> [WHAT TO PRODUCE] In the listing below, find every line containing "color" and copy it out.

> [RECORD SET]
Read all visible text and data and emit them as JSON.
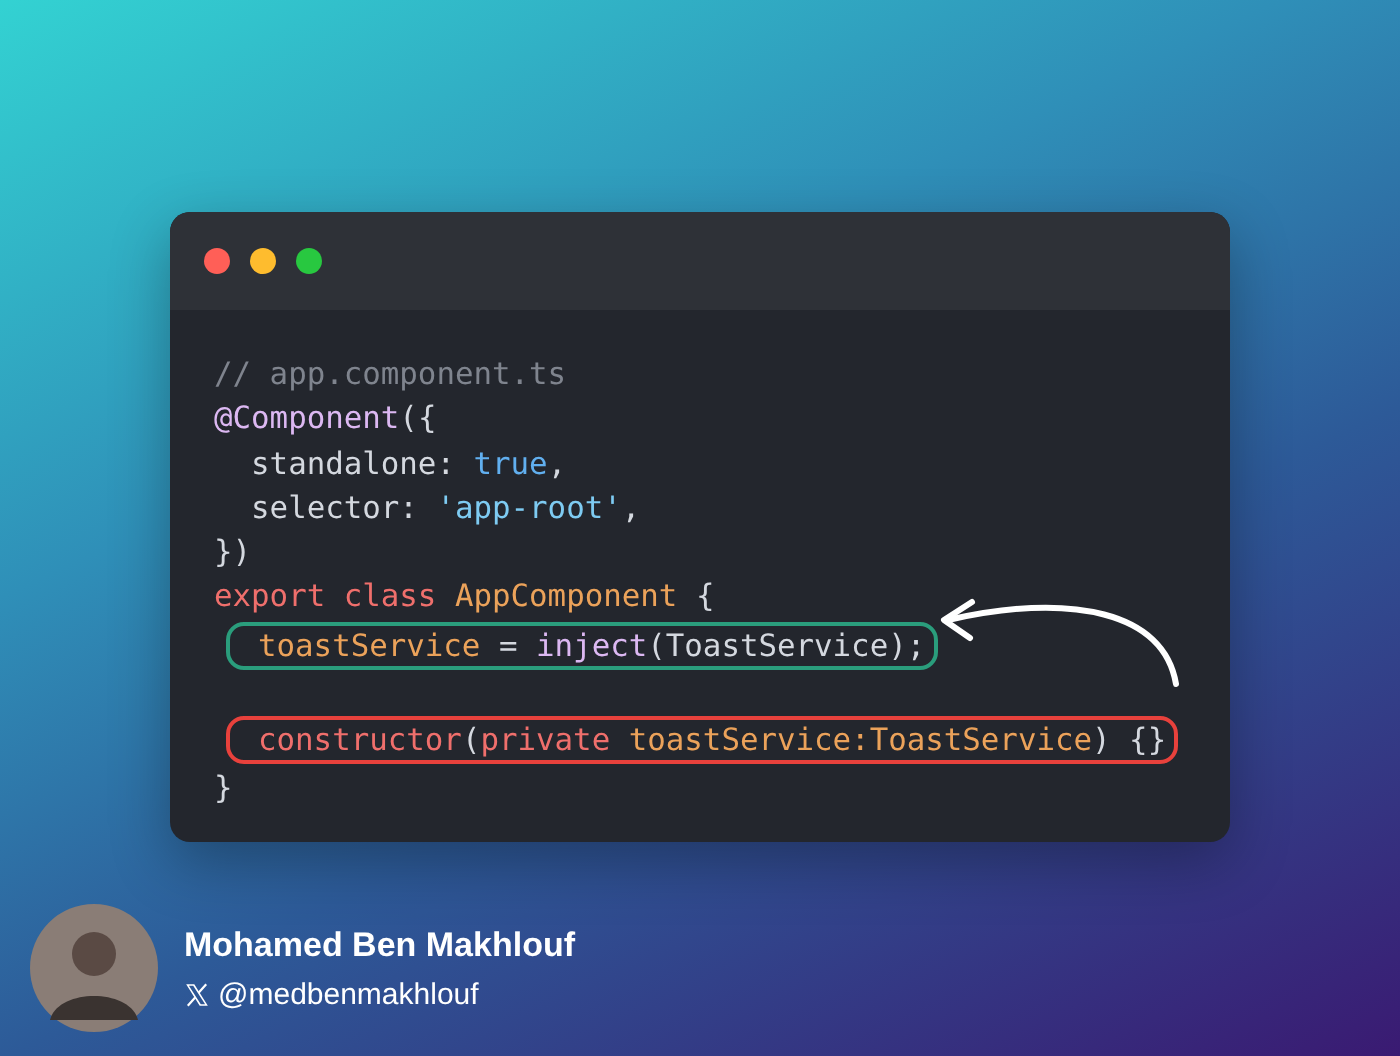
{
  "window": {
    "buttons": [
      {
        "color": "#ff5f57"
      },
      {
        "color": "#febc2e"
      },
      {
        "color": "#28c840"
      }
    ]
  },
  "code": {
    "lines": [
      {
        "tokens": [
          {
            "kind": "comment",
            "text": "// app.component.ts"
          }
        ]
      },
      {
        "tokens": [
          {
            "kind": "decorator",
            "text": "@Component"
          },
          {
            "kind": "plain",
            "text": "({"
          }
        ]
      },
      {
        "tokens": [
          {
            "kind": "plain",
            "text": "  standalone: "
          },
          {
            "kind": "literal",
            "text": "true"
          },
          {
            "kind": "plain",
            "text": ","
          }
        ]
      },
      {
        "tokens": [
          {
            "kind": "plain",
            "text": "  selector: "
          },
          {
            "kind": "string",
            "text": "'app-root'"
          },
          {
            "kind": "plain",
            "text": ","
          }
        ]
      },
      {
        "tokens": [
          {
            "kind": "plain",
            "text": "})"
          }
        ]
      },
      {
        "tokens": [
          {
            "kind": "keyword",
            "text": "export class "
          },
          {
            "kind": "name",
            "text": "AppComponent"
          },
          {
            "kind": "plain",
            "text": " {"
          }
        ]
      },
      {
        "color": "#2a9d7c",
        "tokens": [
          {
            "kind": "name",
            "text": "toastService"
          },
          {
            "kind": "plain",
            "text": " = "
          },
          {
            "kind": "decorator",
            "text": "inject"
          },
          {
            "kind": "plain",
            "text": "(ToastService);"
          }
        ]
      },
      {
        "color": "#e8413c",
        "tokens": [
          {
            "kind": "keyword",
            "text": "constructor"
          },
          {
            "kind": "plain",
            "text": "("
          },
          {
            "kind": "keyword",
            "text": "private "
          },
          {
            "kind": "name",
            "text": "toastService:ToastService"
          },
          {
            "kind": "plain",
            "text": ") {}"
          }
        ]
      },
      {
        "tokens": [
          {
            "kind": "plain",
            "text": "}"
          }
        ]
      }
    ]
  },
  "author": {
    "name": "Mohamed Ben Makhlouf",
    "handle": "@medbenmakhlouf"
  }
}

> [PROBLEM SOLUTION]
        "color": "#ff5f57"
        "color": "#febc2e"
        "color": "#28c840"
        "color": "#2a9d7c",
        "color": "#e8413c",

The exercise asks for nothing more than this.